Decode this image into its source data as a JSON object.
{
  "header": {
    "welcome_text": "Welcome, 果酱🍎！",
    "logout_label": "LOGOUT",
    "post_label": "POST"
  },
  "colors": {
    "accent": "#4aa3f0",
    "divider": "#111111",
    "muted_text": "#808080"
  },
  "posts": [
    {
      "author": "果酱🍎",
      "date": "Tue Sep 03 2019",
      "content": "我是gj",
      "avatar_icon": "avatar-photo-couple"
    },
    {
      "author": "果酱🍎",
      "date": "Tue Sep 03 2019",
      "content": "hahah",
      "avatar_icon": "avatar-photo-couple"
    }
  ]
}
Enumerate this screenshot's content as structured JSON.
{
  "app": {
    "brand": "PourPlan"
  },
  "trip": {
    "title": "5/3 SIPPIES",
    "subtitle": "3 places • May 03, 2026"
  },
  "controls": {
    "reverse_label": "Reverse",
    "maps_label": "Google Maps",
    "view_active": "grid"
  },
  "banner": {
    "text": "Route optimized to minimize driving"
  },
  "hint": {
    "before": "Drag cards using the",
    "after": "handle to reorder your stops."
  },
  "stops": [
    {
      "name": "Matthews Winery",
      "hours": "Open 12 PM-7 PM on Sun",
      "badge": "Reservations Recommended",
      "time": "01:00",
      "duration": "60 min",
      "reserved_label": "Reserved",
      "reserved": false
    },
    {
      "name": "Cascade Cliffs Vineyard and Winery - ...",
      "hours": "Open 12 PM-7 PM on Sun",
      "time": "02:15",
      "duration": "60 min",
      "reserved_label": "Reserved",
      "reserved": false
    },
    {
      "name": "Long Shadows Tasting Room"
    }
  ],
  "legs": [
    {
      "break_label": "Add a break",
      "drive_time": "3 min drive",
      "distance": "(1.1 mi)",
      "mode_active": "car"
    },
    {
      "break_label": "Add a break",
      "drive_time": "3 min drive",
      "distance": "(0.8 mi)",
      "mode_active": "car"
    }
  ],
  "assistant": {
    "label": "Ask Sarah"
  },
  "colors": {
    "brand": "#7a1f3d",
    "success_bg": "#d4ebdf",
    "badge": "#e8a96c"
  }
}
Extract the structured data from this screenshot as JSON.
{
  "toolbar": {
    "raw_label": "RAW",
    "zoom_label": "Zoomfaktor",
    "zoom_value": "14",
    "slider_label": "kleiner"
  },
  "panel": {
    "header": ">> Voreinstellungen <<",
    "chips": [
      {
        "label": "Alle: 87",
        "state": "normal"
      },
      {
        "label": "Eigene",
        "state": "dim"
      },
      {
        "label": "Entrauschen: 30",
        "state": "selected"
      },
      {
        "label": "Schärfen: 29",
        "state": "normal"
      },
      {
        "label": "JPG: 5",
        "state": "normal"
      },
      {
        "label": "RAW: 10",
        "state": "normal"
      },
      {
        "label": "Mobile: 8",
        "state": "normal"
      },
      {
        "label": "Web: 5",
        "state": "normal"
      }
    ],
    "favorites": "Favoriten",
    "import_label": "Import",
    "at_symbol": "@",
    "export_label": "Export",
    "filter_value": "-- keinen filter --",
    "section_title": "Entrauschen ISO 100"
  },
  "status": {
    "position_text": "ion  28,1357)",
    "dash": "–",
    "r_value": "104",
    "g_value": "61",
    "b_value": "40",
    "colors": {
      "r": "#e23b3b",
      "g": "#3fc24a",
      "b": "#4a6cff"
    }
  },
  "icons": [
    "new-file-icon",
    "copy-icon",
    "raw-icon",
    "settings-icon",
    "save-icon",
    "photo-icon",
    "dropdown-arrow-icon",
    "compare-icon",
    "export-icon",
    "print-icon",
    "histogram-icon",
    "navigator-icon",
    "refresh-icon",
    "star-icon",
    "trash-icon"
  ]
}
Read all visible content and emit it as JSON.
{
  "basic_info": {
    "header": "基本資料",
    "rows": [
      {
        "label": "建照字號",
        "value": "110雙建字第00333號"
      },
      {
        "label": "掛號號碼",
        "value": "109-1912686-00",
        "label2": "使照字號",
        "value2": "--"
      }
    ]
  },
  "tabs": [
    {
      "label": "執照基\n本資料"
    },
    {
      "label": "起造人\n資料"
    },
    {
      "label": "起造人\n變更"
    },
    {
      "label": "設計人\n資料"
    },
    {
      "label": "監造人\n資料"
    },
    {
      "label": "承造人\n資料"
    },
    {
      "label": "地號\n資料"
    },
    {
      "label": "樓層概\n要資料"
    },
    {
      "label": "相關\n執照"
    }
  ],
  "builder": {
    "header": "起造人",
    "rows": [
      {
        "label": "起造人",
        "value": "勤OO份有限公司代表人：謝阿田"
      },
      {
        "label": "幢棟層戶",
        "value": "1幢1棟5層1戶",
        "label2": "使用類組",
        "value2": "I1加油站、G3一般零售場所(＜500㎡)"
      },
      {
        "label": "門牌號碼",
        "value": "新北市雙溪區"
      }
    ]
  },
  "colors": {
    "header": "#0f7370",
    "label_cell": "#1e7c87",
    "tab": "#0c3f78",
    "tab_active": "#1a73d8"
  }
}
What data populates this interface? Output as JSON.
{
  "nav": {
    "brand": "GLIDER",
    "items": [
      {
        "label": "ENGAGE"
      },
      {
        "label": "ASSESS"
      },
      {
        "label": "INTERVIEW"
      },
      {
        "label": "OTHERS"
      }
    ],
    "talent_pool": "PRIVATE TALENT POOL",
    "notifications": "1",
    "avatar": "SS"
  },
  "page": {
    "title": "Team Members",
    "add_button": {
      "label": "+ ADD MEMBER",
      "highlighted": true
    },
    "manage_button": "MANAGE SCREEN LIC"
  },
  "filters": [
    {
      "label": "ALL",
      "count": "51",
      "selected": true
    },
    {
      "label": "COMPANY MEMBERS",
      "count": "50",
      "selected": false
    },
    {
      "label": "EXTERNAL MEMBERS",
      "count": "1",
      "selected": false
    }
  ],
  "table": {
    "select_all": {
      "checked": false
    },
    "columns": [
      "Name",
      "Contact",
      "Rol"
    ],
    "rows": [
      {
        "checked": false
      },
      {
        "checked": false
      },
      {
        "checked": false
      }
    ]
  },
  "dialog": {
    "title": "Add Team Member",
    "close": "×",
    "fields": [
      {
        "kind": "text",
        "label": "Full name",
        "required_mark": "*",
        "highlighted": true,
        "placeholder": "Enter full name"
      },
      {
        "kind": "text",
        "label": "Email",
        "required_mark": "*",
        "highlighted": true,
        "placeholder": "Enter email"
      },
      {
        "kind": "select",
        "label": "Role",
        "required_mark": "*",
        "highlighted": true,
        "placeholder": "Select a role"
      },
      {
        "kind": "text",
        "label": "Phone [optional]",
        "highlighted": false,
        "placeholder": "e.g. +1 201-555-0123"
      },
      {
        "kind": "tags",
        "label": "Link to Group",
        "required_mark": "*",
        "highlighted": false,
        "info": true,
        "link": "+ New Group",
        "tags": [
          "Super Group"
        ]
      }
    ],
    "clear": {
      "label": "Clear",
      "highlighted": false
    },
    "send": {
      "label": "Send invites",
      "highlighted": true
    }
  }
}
###
# Given task
Give the number of lines containing the word "header". No other answer is needed.

# Task answer
5